Can you copy out the data exactly? Leave the images out.
[start Provided entries]
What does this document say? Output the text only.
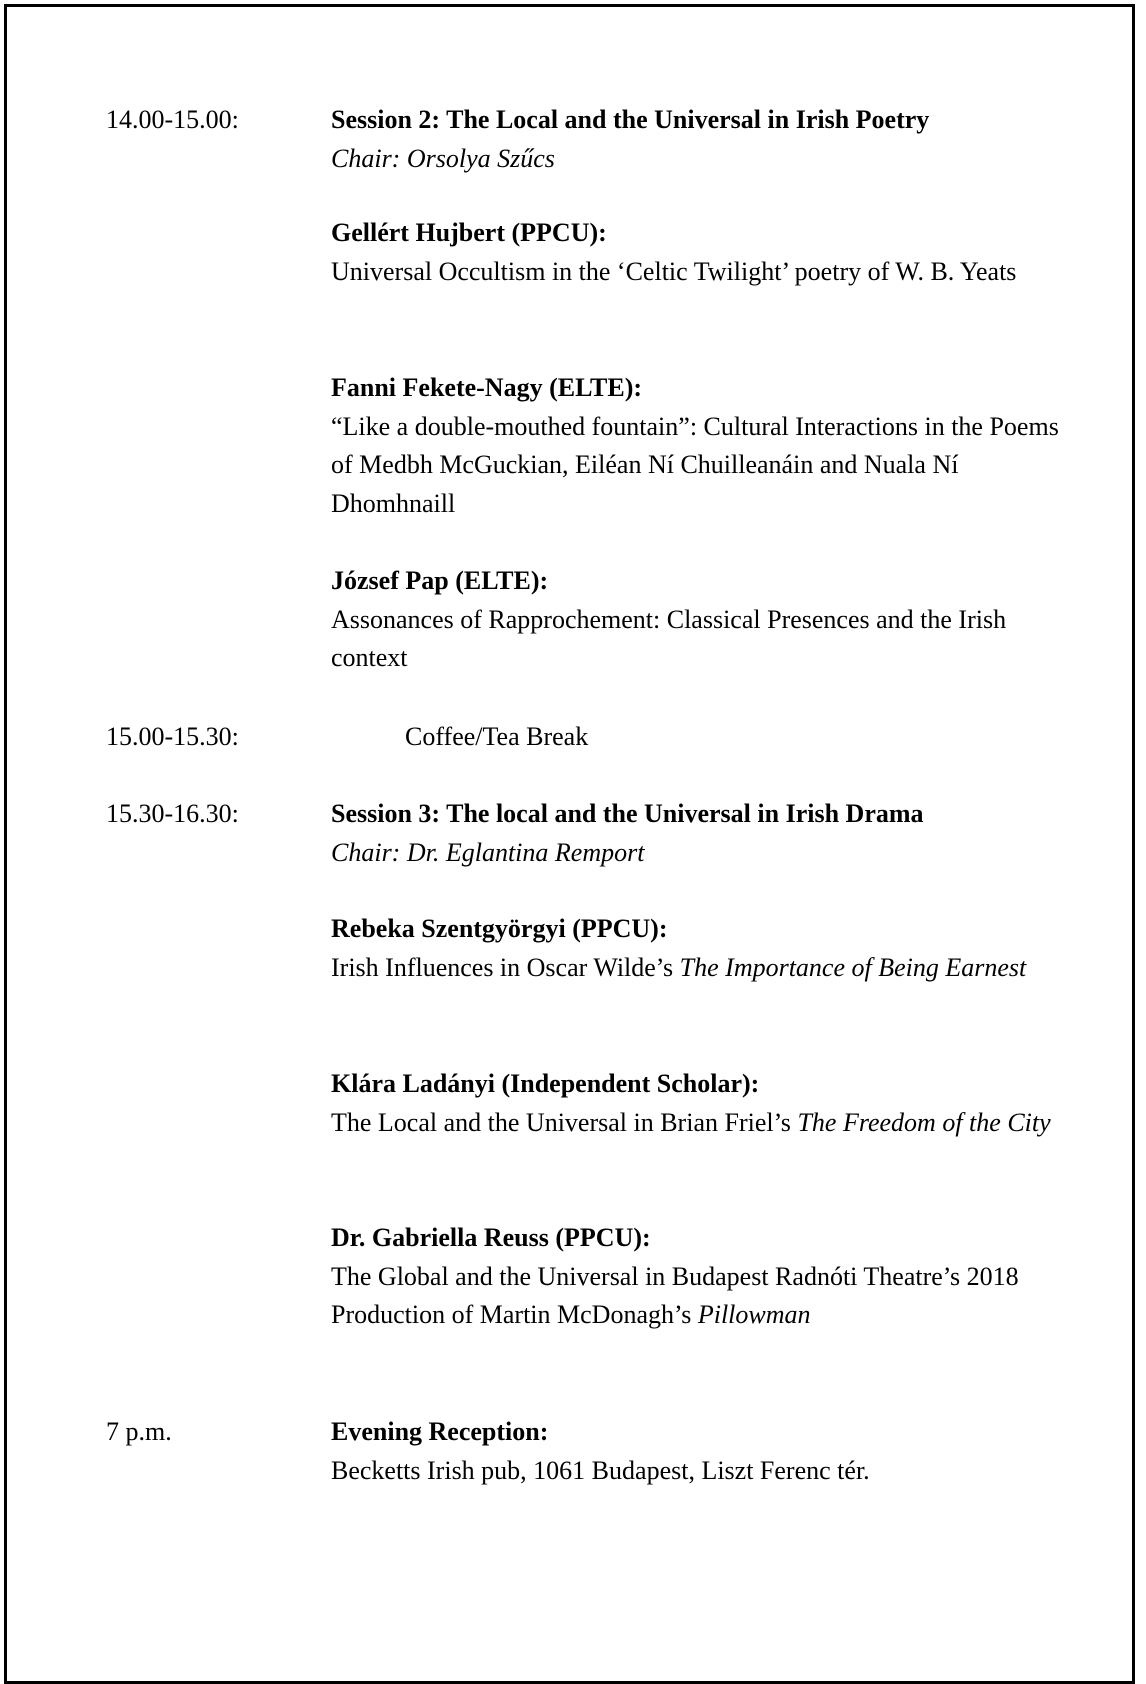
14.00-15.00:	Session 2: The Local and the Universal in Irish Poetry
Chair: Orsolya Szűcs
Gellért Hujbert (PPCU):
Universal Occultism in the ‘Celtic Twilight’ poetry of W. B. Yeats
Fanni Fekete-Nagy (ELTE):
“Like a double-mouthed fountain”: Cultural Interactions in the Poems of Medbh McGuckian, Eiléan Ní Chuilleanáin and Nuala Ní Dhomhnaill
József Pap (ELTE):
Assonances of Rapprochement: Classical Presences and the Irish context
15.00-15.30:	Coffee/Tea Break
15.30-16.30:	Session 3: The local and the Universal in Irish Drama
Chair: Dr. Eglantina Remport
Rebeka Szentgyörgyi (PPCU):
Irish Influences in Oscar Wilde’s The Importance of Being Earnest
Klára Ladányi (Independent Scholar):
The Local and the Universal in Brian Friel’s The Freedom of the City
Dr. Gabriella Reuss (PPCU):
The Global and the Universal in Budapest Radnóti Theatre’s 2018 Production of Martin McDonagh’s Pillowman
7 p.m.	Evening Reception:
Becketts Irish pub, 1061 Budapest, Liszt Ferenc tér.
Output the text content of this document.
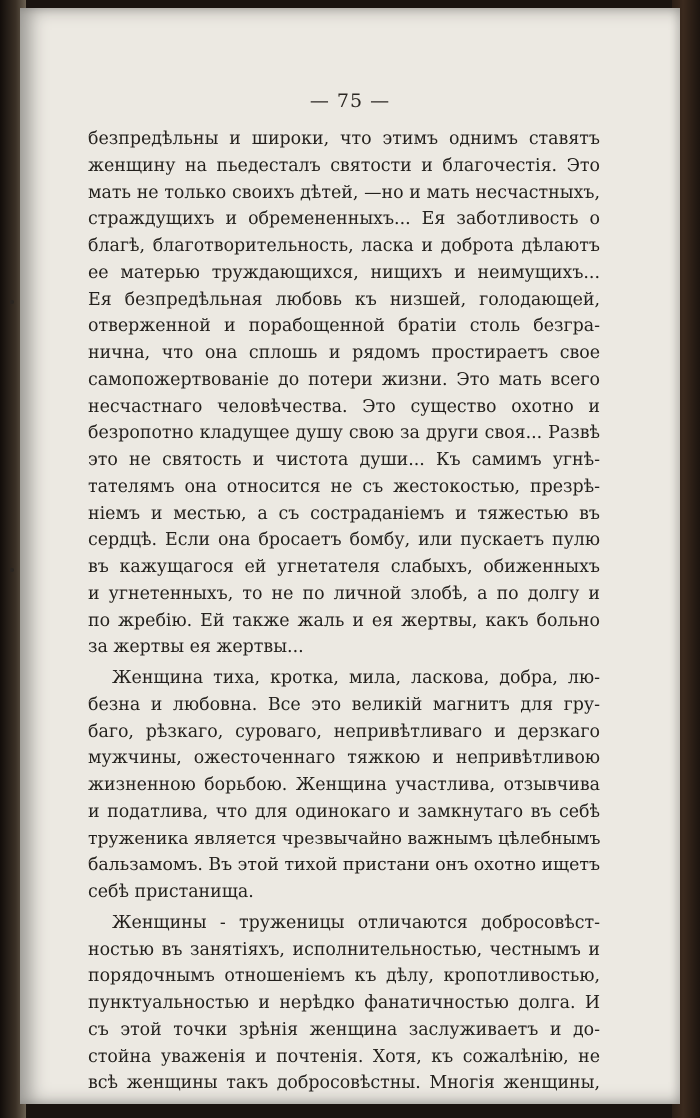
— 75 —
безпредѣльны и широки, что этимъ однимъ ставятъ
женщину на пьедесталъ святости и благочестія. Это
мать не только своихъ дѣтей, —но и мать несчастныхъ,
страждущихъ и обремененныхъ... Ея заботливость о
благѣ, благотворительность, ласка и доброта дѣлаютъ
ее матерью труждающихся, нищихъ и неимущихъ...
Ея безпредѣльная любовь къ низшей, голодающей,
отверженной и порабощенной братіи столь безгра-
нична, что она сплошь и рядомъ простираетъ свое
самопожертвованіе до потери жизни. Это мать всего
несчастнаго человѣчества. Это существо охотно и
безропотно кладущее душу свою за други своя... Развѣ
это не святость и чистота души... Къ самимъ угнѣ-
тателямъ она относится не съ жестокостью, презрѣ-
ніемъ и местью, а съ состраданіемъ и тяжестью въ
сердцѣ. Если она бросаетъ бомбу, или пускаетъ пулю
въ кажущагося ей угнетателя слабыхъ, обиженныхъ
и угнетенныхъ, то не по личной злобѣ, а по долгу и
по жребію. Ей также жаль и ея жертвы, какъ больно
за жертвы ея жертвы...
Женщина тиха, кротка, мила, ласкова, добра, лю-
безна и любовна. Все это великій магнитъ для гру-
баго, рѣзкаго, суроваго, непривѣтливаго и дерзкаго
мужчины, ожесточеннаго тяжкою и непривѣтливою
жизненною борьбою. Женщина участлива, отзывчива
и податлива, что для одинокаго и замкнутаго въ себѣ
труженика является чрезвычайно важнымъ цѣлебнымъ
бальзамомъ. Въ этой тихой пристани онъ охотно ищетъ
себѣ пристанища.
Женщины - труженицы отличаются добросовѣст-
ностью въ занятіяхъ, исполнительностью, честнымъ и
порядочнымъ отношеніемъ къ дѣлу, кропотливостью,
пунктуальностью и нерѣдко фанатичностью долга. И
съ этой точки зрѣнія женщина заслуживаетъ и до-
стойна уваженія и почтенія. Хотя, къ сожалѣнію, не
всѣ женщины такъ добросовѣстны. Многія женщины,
[end Provided entries]
Expected output:
What does this document say? Output the text only.
14.00-15.00:	Session 2: The Local and the Universal in Irish Poetry
Chair: Orsolya Szűcs
Gellért Hujbert (PPCU):
Universal Occultism in the ‘Celtic Twilight’ poetry of W. B. Yeats
Fanni Fekete-Nagy (ELTE):
“Like a double-mouthed fountain”: Cultural Interactions in the Poems of Medbh McGuckian, Eiléan Ní Chuilleanáin and Nuala Ní Dhomhnaill
József Pap (ELTE):
Assonances of Rapprochement: Classical Presences and the Irish context
15.00-15.30:	Coffee/Tea Break
15.30-16.30:	Session 3: The local and the Universal in Irish Drama
Chair: Dr. Eglantina Remport
Rebeka Szentgyörgyi (PPCU):
Irish Influences in Oscar Wilde’s The Importance of Being Earnest
Klára Ladányi (Independent Scholar):
The Local and the Universal in Brian Friel’s The Freedom of the City
Dr. Gabriella Reuss (PPCU):
The Global and the Universal in Budapest Radnóti Theatre’s 2018 Production of Martin McDonagh’s Pillowman
7 p.m.	Evening Reception:
Becketts Irish pub, 1061 Budapest, Liszt Ferenc tér.
Output the text content of this document.
— 75 —
безпредѣльны и широки, что этимъ однимъ ставятъ
женщину на пьедесталъ святости и благочестія. Это
мать не только своихъ дѣтей, —но и мать несчастныхъ,
страждущихъ и обремененныхъ... Ея заботливость о
благѣ, благотворительность, ласка и доброта дѣлаютъ
ее матерью труждающихся, нищихъ и неимущихъ...
Ея безпредѣльная любовь къ низшей, голодающей,
отверженной и порабощенной братіи столь безгра-
нична, что она сплошь и рядомъ простираетъ свое
самопожертвованіе до потери жизни. Это мать всего
несчастнаго человѣчества. Это существо охотно и
безропотно кладущее душу свою за други своя... Развѣ
это не святость и чистота души... Къ самимъ угнѣ-
тателямъ она относится не съ жестокостью, презрѣ-
ніемъ и местью, а съ состраданіемъ и тяжестью въ
сердцѣ. Если она бросаетъ бомбу, или пускаетъ пулю
въ кажущагося ей угнетателя слабыхъ, обиженныхъ
и угнетенныхъ, то не по личной злобѣ, а по долгу и
по жребію. Ей также жаль и ея жертвы, какъ больно
за жертвы ея жертвы...
Женщина тиха, кротка, мила, ласкова, добра, лю-
безна и любовна. Все это великій магнитъ для гру-
баго, рѣзкаго, суроваго, непривѣтливаго и дерзкаго
мужчины, ожесточеннаго тяжкою и непривѣтливою
жизненною борьбою. Женщина участлива, отзывчива
и податлива, что для одинокаго и замкнутаго въ себѣ
труженика является чрезвычайно важнымъ цѣлебнымъ
бальзамомъ. Въ этой тихой пристани онъ охотно ищетъ
себѣ пристанища.
Женщины - труженицы отличаются добросовѣст-
ностью въ занятіяхъ, исполнительностью, честнымъ и
порядочнымъ отношеніемъ къ дѣлу, кропотливостью,
пунктуальностью и нерѣдко фанатичностью долга. И
съ этой точки зрѣнія женщина заслуживаетъ и до-
стойна уваженія и почтенія. Хотя, къ сожалѣнію, не
всѣ женщины такъ добросовѣстны. Многія женщины,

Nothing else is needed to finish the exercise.